** Start Extracted material **
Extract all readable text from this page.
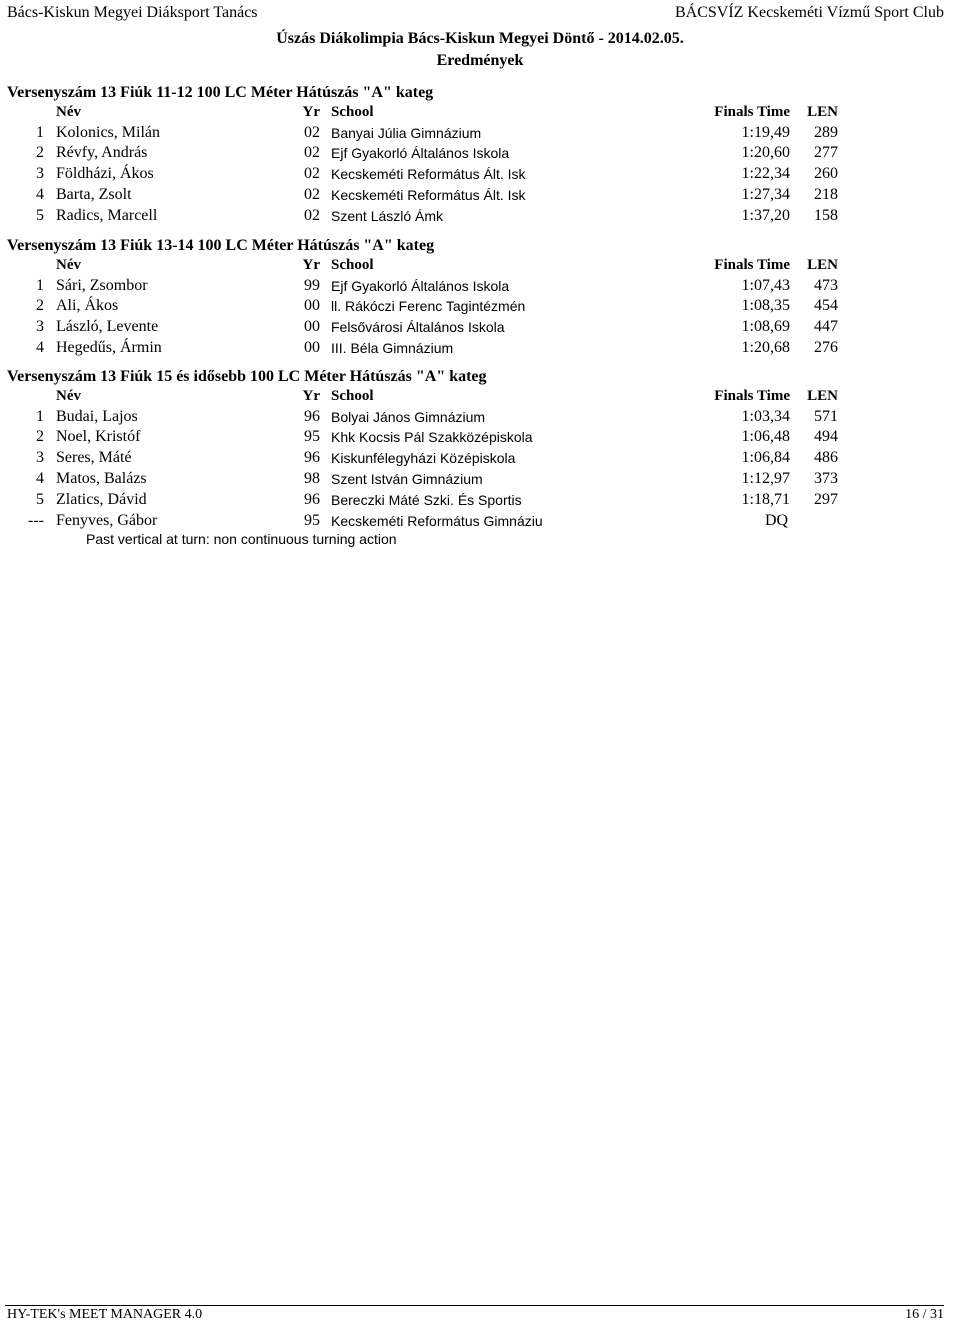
Bács-Kiskun Megyei Diáksport Tanács	BÁCSVÍZ Kecskeméti Vízmű Sport Club
Úszás Diákolimpia Bács-Kiskun Megyei Döntő - 2014.02.05.
Eredmények
Versenyszám 13 Fiúk 11-12 100 LC Méter Hátúszás "A" kateg
Név	Yr School	Finals Time LEN
1 Kolonics, Milán	02 Banyai Júlia Gimnázium	1:19,49 289
2 Révfy, András	02 Ejf Gyakorló Általános Iskola	1:20,60 277
3 Földházi, Ákos	02 Kecskeméti Református Ált. Isk	1:22,34 260
4 Barta, Zsolt	02 Kecskeméti Református Ált. Isk	1:27,34 218
5 Radics, Marcell	02 Szent László Ámk	1:37,20 158
Versenyszám 13 Fiúk 13-14 100 LC Méter Hátúszás "A" kateg
Név	Yr School	Finals Time LEN
1 Sári, Zsombor	99 Ejf Gyakorló Általános Iskola	1:07,43 473
2 Ali, Ákos	00 ll. Rákóczi Ferenc Tagintézmén	1:08,35 454
3 László, Levente	00 Felsővárosi Általános Iskola	1:08,69 447
4 Hegedűs, Ármin	00 III. Béla Gimnázium	1:20,68 276
Versenyszám 13 Fiúk 15 és idősebb 100 LC Méter Hátúszás "A" kateg
Név	Yr School	Finals Time LEN
1 Budai, Lajos	96 Bolyai János Gimnázium	1:03,34 571
2 Noel, Kristóf	95 Khk Kocsis Pál Szakközépiskola	1:06,48 494
3 Seres, Máté	96 Kiskunfélegyházi Középiskola	1:06,84 486
4 Matos, Balázs	98 Szent István Gimnázium	1:12,97 373
5 Zlatics, Dávid	96 Bereczki Máté Szki. És Sportis	1:18,71 297
--- Fenyves, Gábor	95 Kecskeméti Református Gimnáziu	DQ
Past vertical at turn: non continuous turning action
HY-TEK's MEET MANAGER 4.0	16 / 31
** End Extracted material **
All of the records need repeating exactly, except for the pictures.

_Worked solution:_
Extract all readable text from this page.
Bács-Kiskun Megyei Diáksport Tanács	BÁCSVÍZ Kecskeméti Vízmű Sport Club
Úszás Diákolimpia Bács-Kiskun Megyei Döntő - 2014.02.05.
Eredmények
Versenyszám 13 Fiúk 11-12 100 LC Méter Hátúszás "A" kateg
Név	Yr School	Finals Time LEN
1 Kolonics, Milán	02 Banyai Júlia Gimnázium	1:19,49 289
2 Révfy, András	02 Ejf Gyakorló Általános Iskola	1:20,60 277
3 Földházi, Ákos	02 Kecskeméti Református Ált. Isk	1:22,34 260
4 Barta, Zsolt	02 Kecskeméti Református Ált. Isk	1:27,34 218
5 Radics, Marcell	02 Szent László Ámk	1:37,20 158
Versenyszám 13 Fiúk 13-14 100 LC Méter Hátúszás "A" kateg
Név	Yr School	Finals Time LEN
1 Sári, Zsombor	99 Ejf Gyakorló Általános Iskola	1:07,43 473
2 Ali, Ákos	00 ll. Rákóczi Ferenc Tagintézmén	1:08,35 454
3 László, Levente	00 Felsővárosi Általános Iskola	1:08,69 447
4 Hegedűs, Ármin	00 III. Béla Gimnázium	1:20,68 276
Versenyszám 13 Fiúk 15 és idősebb 100 LC Méter Hátúszás "A" kateg
Név	Yr School	Finals Time LEN
1 Budai, Lajos	96 Bolyai János Gimnázium	1:03,34 571
2 Noel, Kristóf	95 Khk Kocsis Pál Szakközépiskola	1:06,48 494
3 Seres, Máté	96 Kiskunfélegyházi Középiskola	1:06,84 486
4 Matos, Balázs	98 Szent István Gimnázium	1:12,97 373
5 Zlatics, Dávid	96 Bereczki Máté Szki. És Sportis	1:18,71 297
--- Fenyves, Gábor	95 Kecskeméti Református Gimnáziu	DQ
Past vertical at turn: non continuous turning action
HY-TEK's MEET MANAGER 4.0	16 / 31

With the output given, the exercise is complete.